The input |
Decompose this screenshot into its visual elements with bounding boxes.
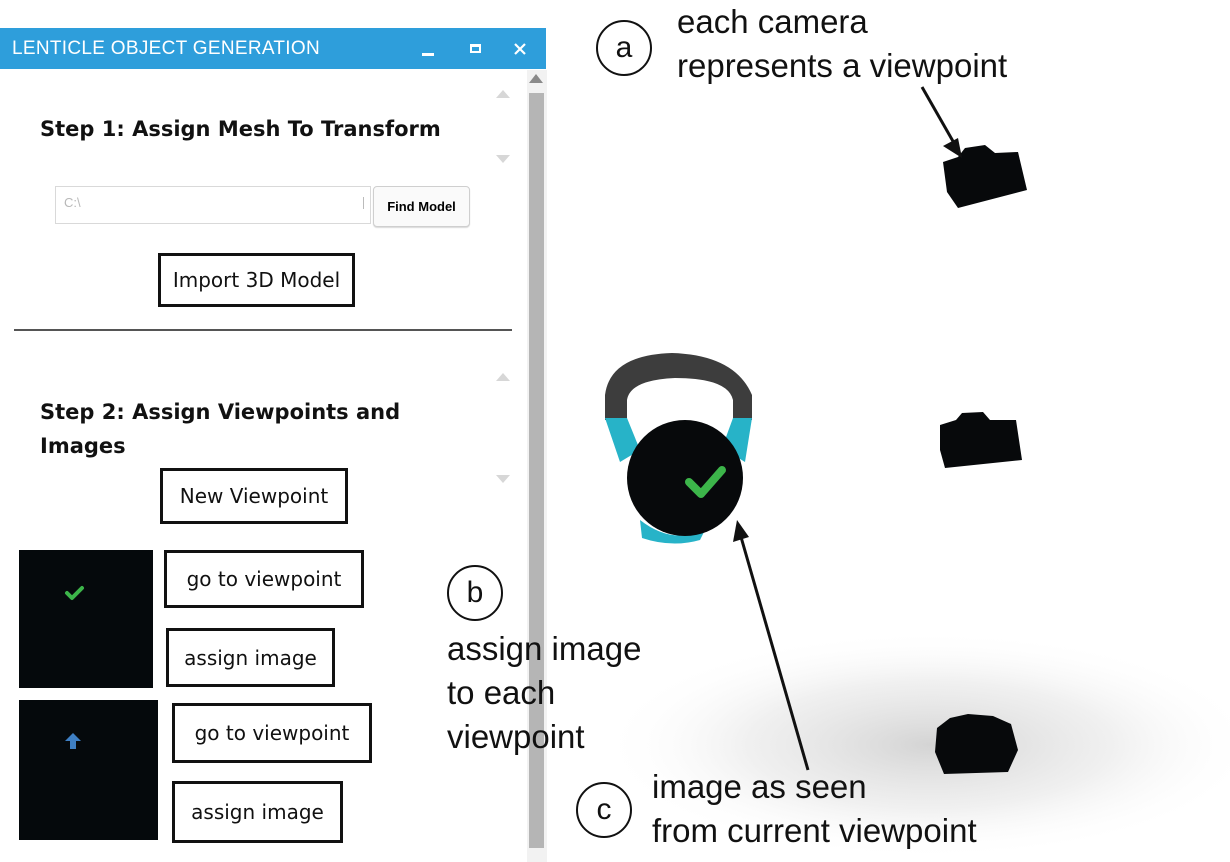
annotation-c-marker: c (576, 782, 632, 838)
find-model-button[interactable]: Find Model (373, 186, 470, 227)
minimize-icon[interactable] (408, 28, 448, 69)
annotation-c-line1: image as seen (652, 768, 867, 805)
resize-grip-icon (363, 197, 364, 209)
maximize-icon[interactable] (455, 28, 495, 69)
viewpoint-1-assign-image-button[interactable]: assign image (166, 628, 335, 687)
section1-collapse-up-icon[interactable] (496, 90, 510, 98)
annotation-b-line2: to each (447, 674, 556, 711)
step1-title: Step 1: Assign Mesh To Transform (40, 117, 441, 141)
camera-icon (943, 145, 1027, 208)
scroll-up-icon[interactable] (529, 74, 543, 83)
annotation-b-marker: b (447, 565, 503, 621)
viewpoint-1-thumbnail (19, 550, 153, 688)
close-icon[interactable] (500, 28, 540, 69)
section1-collapse-down-icon[interactable] (496, 155, 510, 163)
annotation-b-line1: assign image (447, 630, 642, 667)
arrow-up-icon (65, 733, 81, 749)
annotation-b-line3: viewpoint (447, 718, 585, 755)
section2-collapse-down-icon[interactable] (496, 475, 510, 483)
arrow-a (920, 86, 962, 158)
annotation-c-line2: from current viewpoint (652, 812, 977, 849)
model-path-input[interactable]: C:\ (55, 186, 371, 224)
title-bar: LENTICLE OBJECT GENERATION (0, 28, 546, 69)
viewpoint-1-go-button[interactable]: go to viewpoint (164, 550, 364, 608)
viewpoint-2-thumbnail (19, 700, 158, 840)
import-3d-model-button[interactable]: Import 3D Model (158, 253, 355, 307)
viewpoint-2-assign-image-button[interactable]: assign image (172, 781, 343, 843)
model-path-value: C:\ (64, 195, 81, 210)
check-icon (65, 586, 84, 600)
section2-collapse-up-icon[interactable] (496, 373, 510, 381)
step2-title-line2: Images (40, 434, 126, 458)
section-divider (14, 329, 512, 331)
window-title: LENTICLE OBJECT GENERATION (12, 37, 320, 59)
camera-icon (940, 412, 1022, 468)
kettlebell-object (605, 353, 752, 544)
viewpoint-2-go-button[interactable]: go to viewpoint (172, 703, 372, 763)
step2-title-line1: Step 2: Assign Viewpoints and (40, 400, 401, 424)
new-viewpoint-button[interactable]: New Viewpoint (160, 468, 348, 524)
camera-icon (935, 714, 1018, 774)
annotation-a-marker: a (596, 20, 652, 76)
annotation-a-line1: each camera (677, 3, 868, 40)
annotation-a-line2: represents a viewpoint (677, 47, 1008, 84)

Given request | Reproduce every line of the records above verbatim and in the same order, omitting the picture.

Written solution |
Decompose this screenshot into its visual elements with bounding boxes.
annotation-c-marker: c (576, 782, 632, 838)
find-model-button[interactable]: Find Model (373, 186, 470, 227)
minimize-icon[interactable] (408, 28, 448, 69)
annotation-c-line1: image as seen (652, 768, 867, 805)
resize-grip-icon (363, 197, 364, 209)
maximize-icon[interactable] (455, 28, 495, 69)
viewpoint-1-assign-image-button[interactable]: assign image (166, 628, 335, 687)
section1-collapse-up-icon[interactable] (496, 90, 510, 98)
annotation-b-line2: to each (447, 674, 556, 711)
step1-title: Step 1: Assign Mesh To Transform (40, 117, 441, 141)
camera-icon (943, 145, 1027, 208)
scroll-up-icon[interactable] (529, 74, 543, 83)
annotation-b-marker: b (447, 565, 503, 621)
viewpoint-1-thumbnail (19, 550, 153, 688)
close-icon[interactable] (500, 28, 540, 69)
section1-collapse-down-icon[interactable] (496, 155, 510, 163)
annotation-b-line1: assign image (447, 630, 642, 667)
arrow-up-icon (65, 733, 81, 749)
annotation-b-line3: viewpoint (447, 718, 585, 755)
section2-collapse-down-icon[interactable] (496, 475, 510, 483)
arrow-a (920, 86, 962, 158)
annotation-c-line2: from current viewpoint (652, 812, 977, 849)
model-path-input[interactable]: C:\ (55, 186, 371, 224)
title-bar: LENTICLE OBJECT GENERATION (0, 28, 546, 69)
viewpoint-1-go-button[interactable]: go to viewpoint (164, 550, 364, 608)
viewpoint-2-thumbnail (19, 700, 158, 840)
import-3d-model-button[interactable]: Import 3D Model (158, 253, 355, 307)
viewpoint-2-assign-image-button[interactable]: assign image (172, 781, 343, 843)
model-path-value: C:\ (64, 195, 81, 210)
check-icon (65, 586, 84, 600)
section2-collapse-up-icon[interactable] (496, 373, 510, 381)
step2-title-line2: Images (40, 434, 126, 458)
section-divider (14, 329, 512, 331)
window-title: LENTICLE OBJECT GENERATION (12, 37, 320, 59)
camera-icon (940, 412, 1022, 468)
kettlebell-object (605, 353, 752, 544)
viewpoint-2-go-button[interactable]: go to viewpoint (172, 703, 372, 763)
step2-title-line1: Step 2: Assign Viewpoints and (40, 400, 401, 424)
new-viewpoint-button[interactable]: New Viewpoint (160, 468, 348, 524)
camera-icon (935, 714, 1018, 774)
annotation-a-marker: a (596, 20, 652, 76)
annotation-a-line1: each camera (677, 3, 868, 40)
annotation-a-line2: represents a viewpoint (677, 47, 1008, 84)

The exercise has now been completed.